» **Problem requirements**
Write out all of the data exactly as it appears.

START Data to use

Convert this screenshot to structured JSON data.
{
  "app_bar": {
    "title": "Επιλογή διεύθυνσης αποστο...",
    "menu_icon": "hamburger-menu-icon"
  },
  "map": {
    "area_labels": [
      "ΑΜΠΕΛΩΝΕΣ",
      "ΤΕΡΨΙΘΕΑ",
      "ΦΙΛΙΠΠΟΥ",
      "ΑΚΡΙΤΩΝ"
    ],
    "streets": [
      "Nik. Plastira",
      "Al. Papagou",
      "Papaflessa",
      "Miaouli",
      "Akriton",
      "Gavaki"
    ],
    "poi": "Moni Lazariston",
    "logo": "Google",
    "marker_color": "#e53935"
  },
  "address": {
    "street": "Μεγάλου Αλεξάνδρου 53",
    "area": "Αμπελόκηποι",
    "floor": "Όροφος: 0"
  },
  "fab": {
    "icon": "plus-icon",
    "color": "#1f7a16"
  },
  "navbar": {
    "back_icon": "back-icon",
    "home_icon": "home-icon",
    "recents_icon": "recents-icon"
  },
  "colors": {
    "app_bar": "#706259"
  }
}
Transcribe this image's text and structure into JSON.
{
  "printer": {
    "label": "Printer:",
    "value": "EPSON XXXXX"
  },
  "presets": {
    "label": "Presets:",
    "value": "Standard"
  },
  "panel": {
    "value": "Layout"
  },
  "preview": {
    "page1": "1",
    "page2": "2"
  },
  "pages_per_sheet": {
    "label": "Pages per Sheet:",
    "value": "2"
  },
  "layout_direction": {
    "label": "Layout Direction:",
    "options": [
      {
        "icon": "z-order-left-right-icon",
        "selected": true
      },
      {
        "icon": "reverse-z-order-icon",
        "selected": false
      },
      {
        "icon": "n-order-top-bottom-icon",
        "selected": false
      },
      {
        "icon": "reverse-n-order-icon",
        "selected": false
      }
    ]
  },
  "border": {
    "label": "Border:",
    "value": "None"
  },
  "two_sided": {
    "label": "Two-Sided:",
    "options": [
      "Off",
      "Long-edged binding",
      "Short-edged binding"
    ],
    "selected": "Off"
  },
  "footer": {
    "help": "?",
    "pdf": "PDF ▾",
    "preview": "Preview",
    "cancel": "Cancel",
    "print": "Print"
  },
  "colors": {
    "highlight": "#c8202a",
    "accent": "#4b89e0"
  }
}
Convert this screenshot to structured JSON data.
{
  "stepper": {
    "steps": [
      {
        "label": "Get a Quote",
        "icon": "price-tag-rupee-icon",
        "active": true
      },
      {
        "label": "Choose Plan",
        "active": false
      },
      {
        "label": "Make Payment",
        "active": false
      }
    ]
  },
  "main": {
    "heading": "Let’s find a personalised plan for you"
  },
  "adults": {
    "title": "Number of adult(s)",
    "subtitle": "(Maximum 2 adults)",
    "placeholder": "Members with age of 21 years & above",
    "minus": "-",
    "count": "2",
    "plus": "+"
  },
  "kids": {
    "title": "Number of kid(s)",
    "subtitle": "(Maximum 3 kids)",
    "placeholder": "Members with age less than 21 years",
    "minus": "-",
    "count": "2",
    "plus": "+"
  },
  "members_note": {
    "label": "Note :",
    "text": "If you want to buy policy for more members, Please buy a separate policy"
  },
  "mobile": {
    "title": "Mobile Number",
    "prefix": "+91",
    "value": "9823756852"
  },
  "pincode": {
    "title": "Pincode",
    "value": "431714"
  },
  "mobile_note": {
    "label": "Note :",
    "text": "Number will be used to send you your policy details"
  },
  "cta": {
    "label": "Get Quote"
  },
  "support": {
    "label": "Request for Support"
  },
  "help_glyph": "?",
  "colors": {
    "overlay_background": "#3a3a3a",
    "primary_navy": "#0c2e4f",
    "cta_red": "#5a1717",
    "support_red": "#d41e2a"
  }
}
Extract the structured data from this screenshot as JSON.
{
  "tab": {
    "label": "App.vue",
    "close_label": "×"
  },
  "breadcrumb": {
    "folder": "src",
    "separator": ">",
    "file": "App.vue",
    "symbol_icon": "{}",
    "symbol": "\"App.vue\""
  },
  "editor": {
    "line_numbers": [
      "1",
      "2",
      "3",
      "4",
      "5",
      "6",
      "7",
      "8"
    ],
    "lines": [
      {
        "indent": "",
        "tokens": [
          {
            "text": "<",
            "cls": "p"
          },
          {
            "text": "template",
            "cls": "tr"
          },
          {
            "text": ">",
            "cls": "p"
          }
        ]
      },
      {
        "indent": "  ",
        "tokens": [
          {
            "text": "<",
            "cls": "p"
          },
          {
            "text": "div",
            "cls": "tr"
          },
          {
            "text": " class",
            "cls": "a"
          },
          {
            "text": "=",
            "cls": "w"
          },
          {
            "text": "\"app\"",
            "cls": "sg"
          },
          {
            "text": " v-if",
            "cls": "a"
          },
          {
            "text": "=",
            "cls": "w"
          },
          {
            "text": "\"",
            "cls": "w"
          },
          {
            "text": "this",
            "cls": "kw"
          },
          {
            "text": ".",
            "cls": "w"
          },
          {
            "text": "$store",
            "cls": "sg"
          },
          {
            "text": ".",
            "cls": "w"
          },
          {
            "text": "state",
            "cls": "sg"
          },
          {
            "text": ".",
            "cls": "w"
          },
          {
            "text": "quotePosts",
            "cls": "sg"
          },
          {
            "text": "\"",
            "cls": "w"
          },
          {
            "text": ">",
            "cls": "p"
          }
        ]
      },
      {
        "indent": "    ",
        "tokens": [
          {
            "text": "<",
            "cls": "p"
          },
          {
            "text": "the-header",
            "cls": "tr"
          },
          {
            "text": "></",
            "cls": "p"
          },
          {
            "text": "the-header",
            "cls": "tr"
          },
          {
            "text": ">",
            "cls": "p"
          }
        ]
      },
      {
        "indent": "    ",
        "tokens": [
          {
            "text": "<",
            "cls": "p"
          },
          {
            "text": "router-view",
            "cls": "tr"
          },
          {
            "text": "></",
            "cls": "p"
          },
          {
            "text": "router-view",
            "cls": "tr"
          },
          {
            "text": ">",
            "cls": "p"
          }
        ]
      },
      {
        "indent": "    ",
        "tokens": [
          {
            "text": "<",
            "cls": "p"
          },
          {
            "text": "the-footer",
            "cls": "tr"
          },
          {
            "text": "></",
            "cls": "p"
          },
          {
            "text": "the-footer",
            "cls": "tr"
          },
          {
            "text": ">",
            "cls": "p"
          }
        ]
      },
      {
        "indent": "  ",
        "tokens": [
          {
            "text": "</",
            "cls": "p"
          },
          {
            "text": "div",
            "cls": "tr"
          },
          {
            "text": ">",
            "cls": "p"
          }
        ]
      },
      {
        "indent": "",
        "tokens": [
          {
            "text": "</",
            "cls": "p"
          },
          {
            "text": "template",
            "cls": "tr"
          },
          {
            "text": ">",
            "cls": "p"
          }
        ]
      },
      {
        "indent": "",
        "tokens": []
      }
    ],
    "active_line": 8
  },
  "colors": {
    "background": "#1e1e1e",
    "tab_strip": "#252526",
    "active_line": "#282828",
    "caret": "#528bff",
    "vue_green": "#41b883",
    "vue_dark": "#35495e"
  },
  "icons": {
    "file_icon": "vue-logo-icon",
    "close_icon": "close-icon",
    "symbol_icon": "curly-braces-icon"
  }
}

END Data to use

» **Solution for this problem**
Convert this screenshot to structured JSON data.
{
  "app_bar": {
    "title": "Επιλογή διεύθυνσης αποστο...",
    "menu_icon": "hamburger-menu-icon"
  },
  "map": {
    "area_labels": [
      "ΑΜΠΕΛΩΝΕΣ",
      "ΤΕΡΨΙΘΕΑ",
      "ΦΙΛΙΠΠΟΥ",
      "ΑΚΡΙΤΩΝ"
    ],
    "streets": [
      "Nik. Plastira",
      "Al. Papagou",
      "Papaflessa",
      "Miaouli",
      "Akriton",
      "Gavaki"
    ],
    "poi": "Moni Lazariston",
    "logo": "Google",
    "marker_color": "#e53935"
  },
  "address": {
    "street": "Μεγάλου Αλεξάνδρου 53",
    "area": "Αμπελόκηποι",
    "floor": "Όροφος: 0"
  },
  "fab": {
    "icon": "plus-icon",
    "color": "#1f7a16"
  },
  "navbar": {
    "back_icon": "back-icon",
    "home_icon": "home-icon",
    "recents_icon": "recents-icon"
  },
  "colors": {
    "app_bar": "#706259"
  }
}
Transcribe this image's text and structure into JSON.
{
  "printer": {
    "label": "Printer:",
    "value": "EPSON XXXXX"
  },
  "presets": {
    "label": "Presets:",
    "value": "Standard"
  },
  "panel": {
    "value": "Layout"
  },
  "preview": {
    "page1": "1",
    "page2": "2"
  },
  "pages_per_sheet": {
    "label": "Pages per Sheet:",
    "value": "2"
  },
  "layout_direction": {
    "label": "Layout Direction:",
    "options": [
      {
        "icon": "z-order-left-right-icon",
        "selected": true
      },
      {
        "icon": "reverse-z-order-icon",
        "selected": false
      },
      {
        "icon": "n-order-top-bottom-icon",
        "selected": false
      },
      {
        "icon": "reverse-n-order-icon",
        "selected": false
      }
    ]
  },
  "border": {
    "label": "Border:",
    "value": "None"
  },
  "two_sided": {
    "label": "Two-Sided:",
    "options": [
      "Off",
      "Long-edged binding",
      "Short-edged binding"
    ],
    "selected": "Off"
  },
  "footer": {
    "help": "?",
    "pdf": "PDF ▾",
    "preview": "Preview",
    "cancel": "Cancel",
    "print": "Print"
  },
  "colors": {
    "highlight": "#c8202a",
    "accent": "#4b89e0"
  }
}
Convert this screenshot to structured JSON data.
{
  "stepper": {
    "steps": [
      {
        "label": "Get a Quote",
        "icon": "price-tag-rupee-icon",
        "active": true
      },
      {
        "label": "Choose Plan",
        "active": false
      },
      {
        "label": "Make Payment",
        "active": false
      }
    ]
  },
  "main": {
    "heading": "Let’s find a personalised plan for you"
  },
  "adults": {
    "title": "Number of adult(s)",
    "subtitle": "(Maximum 2 adults)",
    "placeholder": "Members with age of 21 years & above",
    "minus": "-",
    "count": "2",
    "plus": "+"
  },
  "kids": {
    "title": "Number of kid(s)",
    "subtitle": "(Maximum 3 kids)",
    "placeholder": "Members with age less than 21 years",
    "minus": "-",
    "count": "2",
    "plus": "+"
  },
  "members_note": {
    "label": "Note :",
    "text": "If you want to buy policy for more members, Please buy a separate policy"
  },
  "mobile": {
    "title": "Mobile Number",
    "prefix": "+91",
    "value": "9823756852"
  },
  "pincode": {
    "title": "Pincode",
    "value": "431714"
  },
  "mobile_note": {
    "label": "Note :",
    "text": "Number will be used to send you your policy details"
  },
  "cta": {
    "label": "Get Quote"
  },
  "support": {
    "label": "Request for Support"
  },
  "help_glyph": "?",
  "colors": {
    "overlay_background": "#3a3a3a",
    "primary_navy": "#0c2e4f",
    "cta_red": "#5a1717",
    "support_red": "#d41e2a"
  }
}
Extract the structured data from this screenshot as JSON.
{
  "tab": {
    "label": "App.vue",
    "close_label": "×"
  },
  "breadcrumb": {
    "folder": "src",
    "separator": ">",
    "file": "App.vue",
    "symbol_icon": "{}",
    "symbol": "\"App.vue\""
  },
  "editor": {
    "line_numbers": [
      "1",
      "2",
      "3",
      "4",
      "5",
      "6",
      "7",
      "8"
    ],
    "lines": [
      {
        "indent": "",
        "tokens": [
          {
            "text": "<",
            "cls": "p"
          },
          {
            "text": "template",
            "cls": "tr"
          },
          {
            "text": ">",
            "cls": "p"
          }
        ]
      },
      {
        "indent": "  ",
        "tokens": [
          {
            "text": "<",
            "cls": "p"
          },
          {
            "text": "div",
            "cls": "tr"
          },
          {
            "text": " class",
            "cls": "a"
          },
          {
            "text": "=",
            "cls": "w"
          },
          {
            "text": "\"app\"",
            "cls": "sg"
          },
          {
            "text": " v-if",
            "cls": "a"
          },
          {
            "text": "=",
            "cls": "w"
          },
          {
            "text": "\"",
            "cls": "w"
          },
          {
            "text": "this",
            "cls": "kw"
          },
          {
            "text": ".",
            "cls": "w"
          },
          {
            "text": "$store",
            "cls": "sg"
          },
          {
            "text": ".",
            "cls": "w"
          },
          {
            "text": "state",
            "cls": "sg"
          },
          {
            "text": ".",
            "cls": "w"
          },
          {
            "text": "quotePosts",
            "cls": "sg"
          },
          {
            "text": "\"",
            "cls": "w"
          },
          {
            "text": ">",
            "cls": "p"
          }
        ]
      },
      {
        "indent": "    ",
        "tokens": [
          {
            "text": "<",
            "cls": "p"
          },
          {
            "text": "the-header",
            "cls": "tr"
          },
          {
            "text": "></",
            "cls": "p"
          },
          {
            "text": "the-header",
            "cls": "tr"
          },
          {
            "text": ">",
            "cls": "p"
          }
        ]
      },
      {
        "indent": "    ",
        "tokens": [
          {
            "text": "<",
            "cls": "p"
          },
          {
            "text": "router-view",
            "cls": "tr"
          },
          {
            "text": "></",
            "cls": "p"
          },
          {
            "text": "router-view",
            "cls": "tr"
          },
          {
            "text": ">",
            "cls": "p"
          }
        ]
      },
      {
        "indent": "    ",
        "tokens": [
          {
            "text": "<",
            "cls": "p"
          },
          {
            "text": "the-footer",
            "cls": "tr"
          },
          {
            "text": "></",
            "cls": "p"
          },
          {
            "text": "the-footer",
            "cls": "tr"
          },
          {
            "text": ">",
            "cls": "p"
          }
        ]
      },
      {
        "indent": "  ",
        "tokens": [
          {
            "text": "</",
            "cls": "p"
          },
          {
            "text": "div",
            "cls": "tr"
          },
          {
            "text": ">",
            "cls": "p"
          }
        ]
      },
      {
        "indent": "",
        "tokens": [
          {
            "text": "</",
            "cls": "p"
          },
          {
            "text": "template",
            "cls": "tr"
          },
          {
            "text": ">",
            "cls": "p"
          }
        ]
      },
      {
        "indent": "",
        "tokens": []
      }
    ],
    "active_line": 8
  },
  "colors": {
    "background": "#1e1e1e",
    "tab_strip": "#252526",
    "active_line": "#282828",
    "caret": "#528bff",
    "vue_green": "#41b883",
    "vue_dark": "#35495e"
  },
  "icons": {
    "file_icon": "vue-logo-icon",
    "close_icon": "close-icon",
    "symbol_icon": "curly-braces-icon"
  }
}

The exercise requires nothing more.